* _WHAT YOU NEED TO DO_
Answer these questions about the post below on building a document management system, one answer per line.
(a) Among the ideas listed, what kind of OpenSearch document should be created?
(b) About how many lines of code does the post say the library for storing and retrieving data needs?
(c) What does the server spend most of its energy on?

Wednesday, June 27th, 2007
Programmers Don’t Like to Code – insightfull.
Programmers Don’t Like to Code – insightfull.
So now our document managment system but to be really enterprisy it has to get waaaay more complex. Good stuff has to be complex, everybody knows that.
Some Ideas:
* allow to search for a string in all attributes
* add OpenSearch response elements to our atom feeds.
* create an OpenSearch description document
* Install it as an search plugin in our users browsers
* Improve compliance with the Atom Publishing Protocol (APP)
* Look into APP collections again
* Add support for paging in Atom feeds
* enforce a limited character set in keys, attributes and whatever
* build unittest that work without a running server.
In the first two parts we have been designing the basic infrastructure of our Document Managment System (Part 1, Part 2) now let’s see how this all fits together:
So far we have this list of URLs:
GET /documents/ add a document to the systemPOST /documents/ get a list of recently added documents (Atom feed)GET /documents/search/{attribute}/{searchterm}/‘ get a list of documents where attribute==searchterm (Atom feed)GET /document/{key}/ get document identified by keyGET /document/{key}/metadata.atom get metadata for document (Atom feed with a single entry)
(GET /documents/ and GET /document/{key}/metadata.atom haven’t been discussed before but they follow closely the pattern of the other URLs).
This interface allows us to build a very simple (< 200 lines of code) library to put data in the document store and retrieve it again. In web applications we even can link to documents directly since they are all available under static HTTP URLs. The server also is very simple (< 200 LoC) spending most of it’s energe with generating Atom feeds.

* _GIVEN MATERIAL_
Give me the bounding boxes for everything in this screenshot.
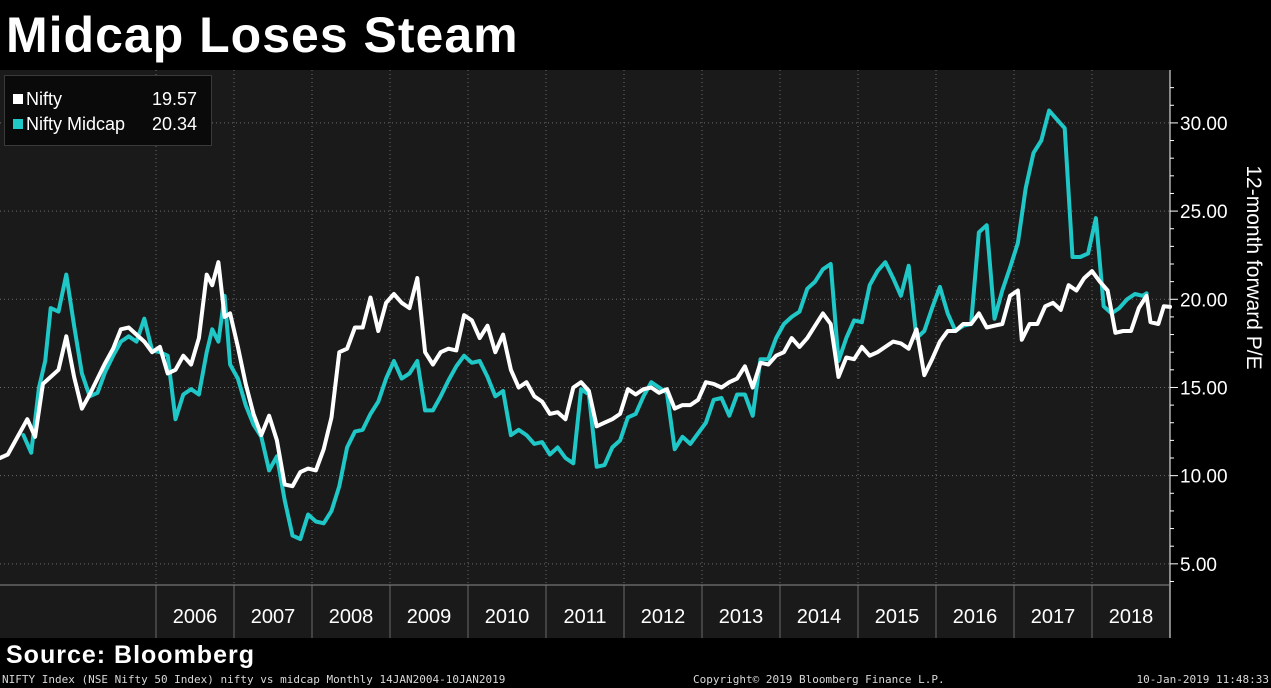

* _OUTPUT OF THE EXERCISE_
(a) An OpenSearch description document.
(b) Fewer than 200 lines of code.
(c) Generating Atom feeds.